[Items from a figure collection]
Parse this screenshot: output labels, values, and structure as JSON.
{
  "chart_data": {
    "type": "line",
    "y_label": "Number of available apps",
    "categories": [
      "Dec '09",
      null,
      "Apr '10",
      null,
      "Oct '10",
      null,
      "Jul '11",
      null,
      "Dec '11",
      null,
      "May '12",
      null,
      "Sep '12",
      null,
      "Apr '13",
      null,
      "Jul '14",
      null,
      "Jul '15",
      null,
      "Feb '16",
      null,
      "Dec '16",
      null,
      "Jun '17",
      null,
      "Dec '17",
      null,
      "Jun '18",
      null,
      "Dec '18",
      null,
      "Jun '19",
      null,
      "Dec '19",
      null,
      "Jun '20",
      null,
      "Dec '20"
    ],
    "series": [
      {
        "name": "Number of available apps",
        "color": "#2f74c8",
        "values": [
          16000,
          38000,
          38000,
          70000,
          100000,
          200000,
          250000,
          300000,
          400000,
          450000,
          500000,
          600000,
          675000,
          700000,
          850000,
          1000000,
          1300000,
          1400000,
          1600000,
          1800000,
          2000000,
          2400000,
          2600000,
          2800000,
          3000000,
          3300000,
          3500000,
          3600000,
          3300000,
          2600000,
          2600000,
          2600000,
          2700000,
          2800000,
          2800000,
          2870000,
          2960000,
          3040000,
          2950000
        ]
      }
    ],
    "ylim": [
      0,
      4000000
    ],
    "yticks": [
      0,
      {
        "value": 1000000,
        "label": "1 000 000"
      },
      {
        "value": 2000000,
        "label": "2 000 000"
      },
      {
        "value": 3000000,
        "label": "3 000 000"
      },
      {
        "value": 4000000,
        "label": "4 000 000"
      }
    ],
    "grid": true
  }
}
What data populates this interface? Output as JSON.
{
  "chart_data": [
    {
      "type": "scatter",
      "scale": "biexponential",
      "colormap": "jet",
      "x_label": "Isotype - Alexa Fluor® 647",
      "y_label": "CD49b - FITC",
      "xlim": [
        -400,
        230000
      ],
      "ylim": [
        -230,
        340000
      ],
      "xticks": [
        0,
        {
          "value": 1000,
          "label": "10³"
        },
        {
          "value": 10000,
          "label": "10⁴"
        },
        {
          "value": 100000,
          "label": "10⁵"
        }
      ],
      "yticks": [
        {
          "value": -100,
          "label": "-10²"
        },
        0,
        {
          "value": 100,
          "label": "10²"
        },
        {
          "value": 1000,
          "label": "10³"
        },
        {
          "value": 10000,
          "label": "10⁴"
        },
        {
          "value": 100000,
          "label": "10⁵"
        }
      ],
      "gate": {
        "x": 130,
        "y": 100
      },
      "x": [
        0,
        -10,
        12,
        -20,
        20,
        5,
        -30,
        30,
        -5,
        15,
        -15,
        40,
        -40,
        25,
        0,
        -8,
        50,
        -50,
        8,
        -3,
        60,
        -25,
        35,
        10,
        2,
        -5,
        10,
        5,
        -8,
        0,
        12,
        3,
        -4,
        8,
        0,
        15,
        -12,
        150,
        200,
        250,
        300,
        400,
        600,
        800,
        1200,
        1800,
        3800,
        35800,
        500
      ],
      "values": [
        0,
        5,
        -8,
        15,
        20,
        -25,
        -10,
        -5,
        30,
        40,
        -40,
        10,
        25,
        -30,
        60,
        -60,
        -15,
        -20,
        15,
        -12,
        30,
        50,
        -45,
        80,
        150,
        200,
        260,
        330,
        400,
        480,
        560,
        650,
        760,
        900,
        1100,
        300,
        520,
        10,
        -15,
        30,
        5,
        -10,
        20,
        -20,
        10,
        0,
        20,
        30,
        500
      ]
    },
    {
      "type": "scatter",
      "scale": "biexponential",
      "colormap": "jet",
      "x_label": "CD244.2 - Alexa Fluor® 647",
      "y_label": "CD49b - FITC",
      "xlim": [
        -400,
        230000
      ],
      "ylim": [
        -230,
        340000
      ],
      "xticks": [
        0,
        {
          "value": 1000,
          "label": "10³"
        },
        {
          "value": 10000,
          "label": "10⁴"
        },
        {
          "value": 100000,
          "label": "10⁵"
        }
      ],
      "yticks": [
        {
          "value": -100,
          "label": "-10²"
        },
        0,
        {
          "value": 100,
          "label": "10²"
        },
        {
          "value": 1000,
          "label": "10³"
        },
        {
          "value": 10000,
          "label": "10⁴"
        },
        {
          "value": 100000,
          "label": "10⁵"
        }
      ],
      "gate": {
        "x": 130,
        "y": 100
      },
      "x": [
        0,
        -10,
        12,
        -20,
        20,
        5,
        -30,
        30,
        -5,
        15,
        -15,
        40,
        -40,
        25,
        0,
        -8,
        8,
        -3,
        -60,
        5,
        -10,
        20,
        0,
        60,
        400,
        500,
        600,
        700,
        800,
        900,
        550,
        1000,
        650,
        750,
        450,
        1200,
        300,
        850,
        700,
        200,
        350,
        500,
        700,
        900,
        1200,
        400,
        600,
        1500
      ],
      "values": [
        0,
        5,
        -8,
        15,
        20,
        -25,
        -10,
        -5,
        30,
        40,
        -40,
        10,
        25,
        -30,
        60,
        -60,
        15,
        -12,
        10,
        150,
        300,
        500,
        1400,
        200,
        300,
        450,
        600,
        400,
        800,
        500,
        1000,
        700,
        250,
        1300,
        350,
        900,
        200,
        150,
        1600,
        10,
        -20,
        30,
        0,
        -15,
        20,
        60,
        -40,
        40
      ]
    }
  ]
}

◆ STATED TASK
Give the number of lines that hold the word "Fluor" in these records, with nothing added.

◆ WRITTEN ANSWER
2